━━ Extracted information

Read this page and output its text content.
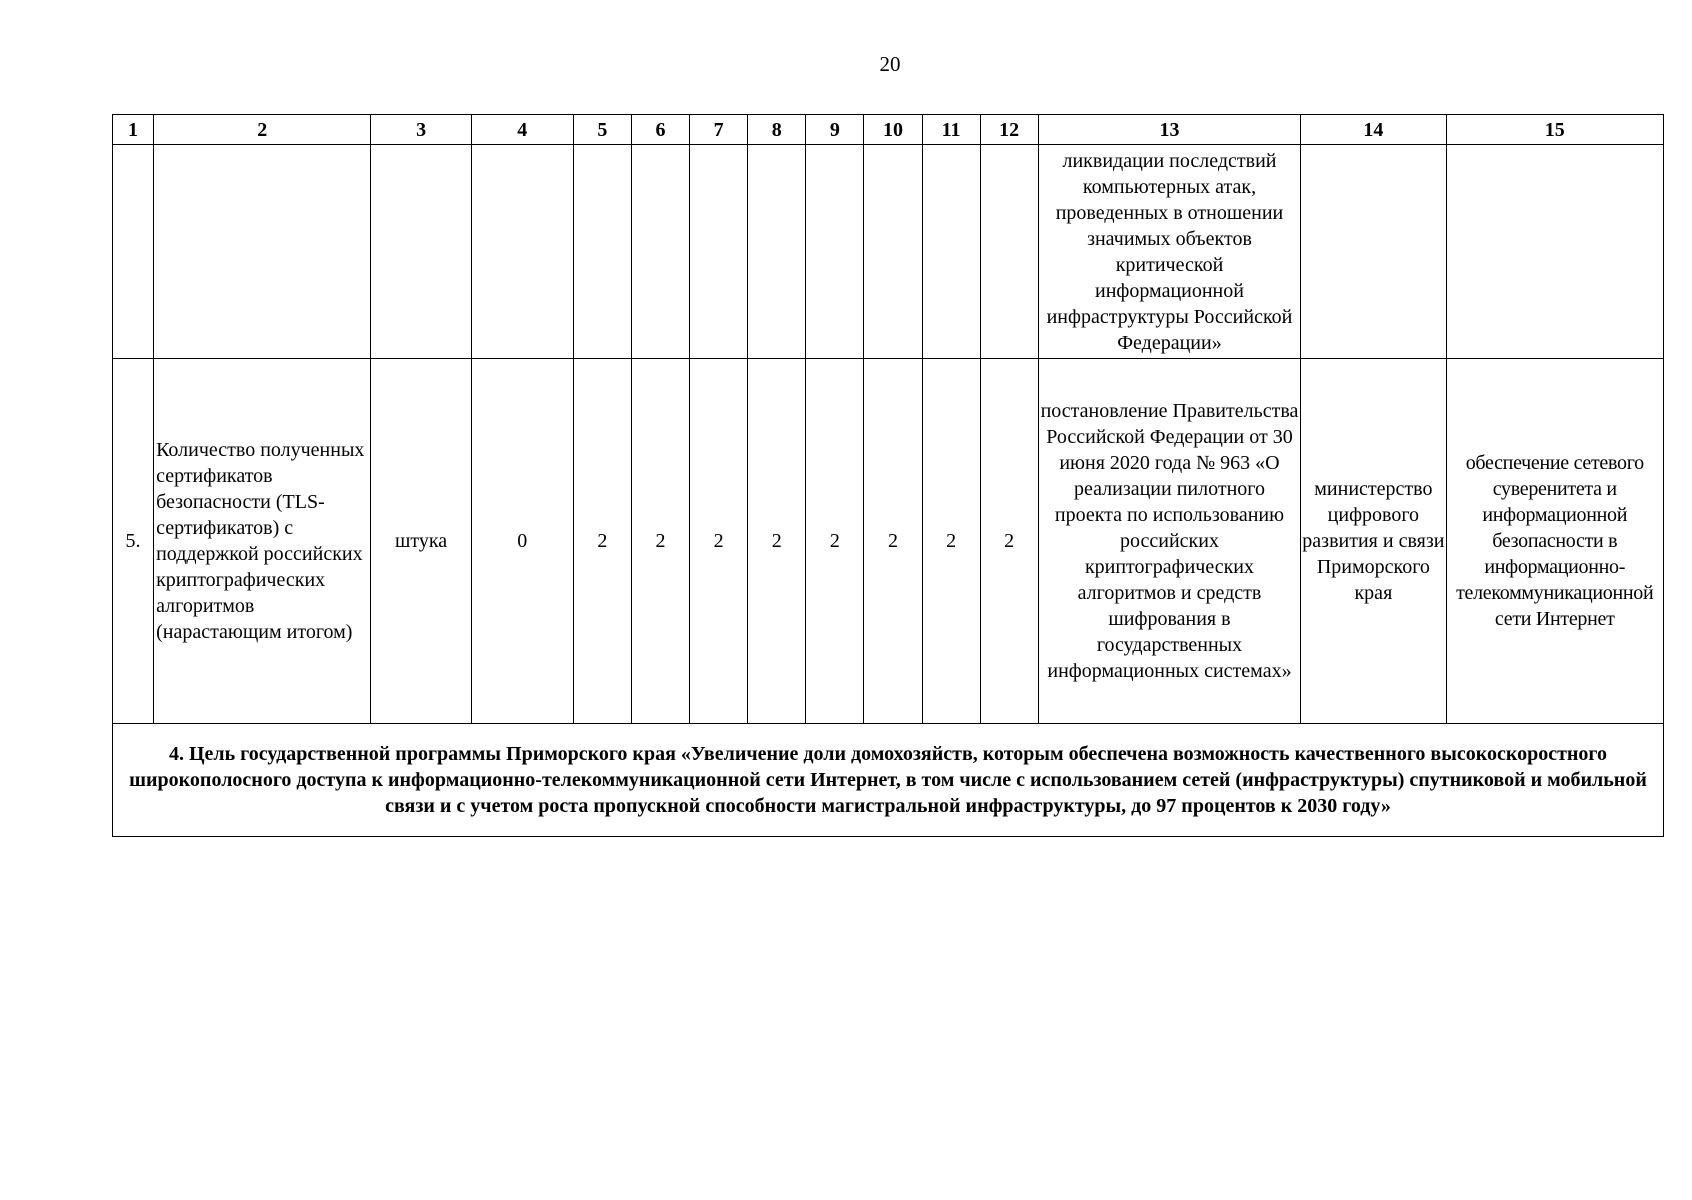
20
1	2	3	4	5	6	7	8	9	10	11	12	13	14	15
												ликвидации последствий компьютерных атак, проведенных в отношении значимых объектов критической информационной инфраструктуры Российской Федерации»		
5.	Количество полученных сертификатов безопасности (TLS-сертификатов) с поддержкой российских криптографических алгоритмов (нарастающим итогом)	штука	0	2	2	2	2	2	2	2	2	постановление Правительства Российской Федерации от 30 июня 2020 года № 963 «О реализации пилотного проекта по использованию российских криптографических алгоритмов и средств шифрования в государственных информационных системах»	министерство цифрового развития и связи Приморского края	обеспечение сетевого суверенитета и информационной безопасности в информационно-телекоммуникационной сети Интернет
4. Цель государственной программы Приморского края «Увеличение доли домохозяйств, которым обеспечена возможность качественного высокоскоростного широкополосного доступа к информационно-телекоммуникационной сети Интернет, в том числе с использованием сетей (инфраструктуры) спутниковой и мобильной связи и с учетом роста пропускной способности магистральной инфраструктуры, до 97 процентов к 2030 году»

━━━━

_Set exercise_
Word for word, quote the lines above. Omit the pictures.

_Exercise result_
Read this page and output its text content.
20
1	2	3	4	5	6	7	8	9	10	11	12	13	14	15
												ликвидации последствий компьютерных атак, проведенных в отношении значимых объектов критической информационной инфраструктуры Российской Федерации»		
5.	Количество полученных сертификатов безопасности (TLS-сертификатов) с поддержкой российских криптографических алгоритмов (нарастающим итогом)	штука	0	2	2	2	2	2	2	2	2	постановление Правительства Российской Федерации от 30 июня 2020 года № 963 «О реализации пилотного проекта по использованию российских криптографических алгоритмов и средств шифрования в государственных информационных системах»	министерство цифрового развития и связи Приморского края	обеспечение сетевого суверенитета и информационной безопасности в информационно-телекоммуникационной сети Интернет
4. Цель государственной программы Приморского края «Увеличение доли домохозяйств, которым обеспечена возможность качественного высокоскоростного широкополосного доступа к информационно-телекоммуникационной сети Интернет, в том числе с использованием сетей (инфраструктуры) спутниковой и мобильной связи и с учетом роста пропускной способности магистральной инфраструктуры, до 97 процентов к 2030 году»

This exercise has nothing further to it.